*Required task:*
Restate every entry word for word.

[Figure content listings]
********

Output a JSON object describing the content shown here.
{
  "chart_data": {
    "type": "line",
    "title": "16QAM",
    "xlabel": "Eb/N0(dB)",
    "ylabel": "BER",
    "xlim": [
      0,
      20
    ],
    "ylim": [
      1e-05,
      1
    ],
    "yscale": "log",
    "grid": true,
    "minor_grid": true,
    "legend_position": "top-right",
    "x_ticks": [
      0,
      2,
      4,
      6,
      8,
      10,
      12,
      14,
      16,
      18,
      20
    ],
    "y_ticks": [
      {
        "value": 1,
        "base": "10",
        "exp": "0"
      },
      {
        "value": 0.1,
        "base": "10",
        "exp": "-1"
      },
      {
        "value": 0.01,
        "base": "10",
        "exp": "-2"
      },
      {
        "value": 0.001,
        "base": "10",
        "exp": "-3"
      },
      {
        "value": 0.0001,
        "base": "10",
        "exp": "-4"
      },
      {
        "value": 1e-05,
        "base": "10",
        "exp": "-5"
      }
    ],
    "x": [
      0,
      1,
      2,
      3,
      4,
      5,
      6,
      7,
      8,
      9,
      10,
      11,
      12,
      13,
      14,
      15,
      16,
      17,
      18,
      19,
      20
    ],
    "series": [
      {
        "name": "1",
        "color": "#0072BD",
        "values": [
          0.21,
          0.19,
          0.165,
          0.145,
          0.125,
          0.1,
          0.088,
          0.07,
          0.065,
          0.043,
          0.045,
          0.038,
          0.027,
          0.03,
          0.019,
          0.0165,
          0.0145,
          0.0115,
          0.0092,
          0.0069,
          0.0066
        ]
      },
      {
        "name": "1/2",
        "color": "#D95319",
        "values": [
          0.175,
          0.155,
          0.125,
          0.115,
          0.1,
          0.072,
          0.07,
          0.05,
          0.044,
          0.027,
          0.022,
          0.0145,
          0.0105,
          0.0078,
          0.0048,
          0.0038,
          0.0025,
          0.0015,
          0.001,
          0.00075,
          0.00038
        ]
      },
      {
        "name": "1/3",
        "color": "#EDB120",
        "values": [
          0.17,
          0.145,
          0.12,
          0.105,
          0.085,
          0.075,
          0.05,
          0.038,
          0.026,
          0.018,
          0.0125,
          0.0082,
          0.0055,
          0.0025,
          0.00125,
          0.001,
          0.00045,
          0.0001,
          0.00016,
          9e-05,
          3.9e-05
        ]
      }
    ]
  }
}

********

*The reply:*
Output a JSON object describing the content shown here.
{
  "chart_data": {
    "type": "line",
    "title": "16QAM",
    "xlabel": "Eb/N0(dB)",
    "ylabel": "BER",
    "xlim": [
      0,
      20
    ],
    "ylim": [
      1e-05,
      1
    ],
    "yscale": "log",
    "grid": true,
    "minor_grid": true,
    "legend_position": "top-right",
    "x_ticks": [
      0,
      2,
      4,
      6,
      8,
      10,
      12,
      14,
      16,
      18,
      20
    ],
    "y_ticks": [
      {
        "value": 1,
        "base": "10",
        "exp": "0"
      },
      {
        "value": 0.1,
        "base": "10",
        "exp": "-1"
      },
      {
        "value": 0.01,
        "base": "10",
        "exp": "-2"
      },
      {
        "value": 0.001,
        "base": "10",
        "exp": "-3"
      },
      {
        "value": 0.0001,
        "base": "10",
        "exp": "-4"
      },
      {
        "value": 1e-05,
        "base": "10",
        "exp": "-5"
      }
    ],
    "x": [
      0,
      1,
      2,
      3,
      4,
      5,
      6,
      7,
      8,
      9,
      10,
      11,
      12,
      13,
      14,
      15,
      16,
      17,
      18,
      19,
      20
    ],
    "series": [
      {
        "name": "1",
        "color": "#0072BD",
        "values": [
          0.21,
          0.19,
          0.165,
          0.145,
          0.125,
          0.1,
          0.088,
          0.07,
          0.065,
          0.043,
          0.045,
          0.038,
          0.027,
          0.03,
          0.019,
          0.0165,
          0.0145,
          0.0115,
          0.0092,
          0.0069,
          0.0066
        ]
      },
      {
        "name": "1/2",
        "color": "#D95319",
        "values": [
          0.175,
          0.155,
          0.125,
          0.115,
          0.1,
          0.072,
          0.07,
          0.05,
          0.044,
          0.027,
          0.022,
          0.0145,
          0.0105,
          0.0078,
          0.0048,
          0.0038,
          0.0025,
          0.0015,
          0.001,
          0.00075,
          0.00038
        ]
      },
      {
        "name": "1/3",
        "color": "#EDB120",
        "values": [
          0.17,
          0.145,
          0.12,
          0.105,
          0.085,
          0.075,
          0.05,
          0.038,
          0.026,
          0.018,
          0.0125,
          0.0082,
          0.0055,
          0.0025,
          0.00125,
          0.001,
          0.00045,
          0.0001,
          0.00016,
          9e-05,
          3.9e-05
        ]
      }
    ]
  }
}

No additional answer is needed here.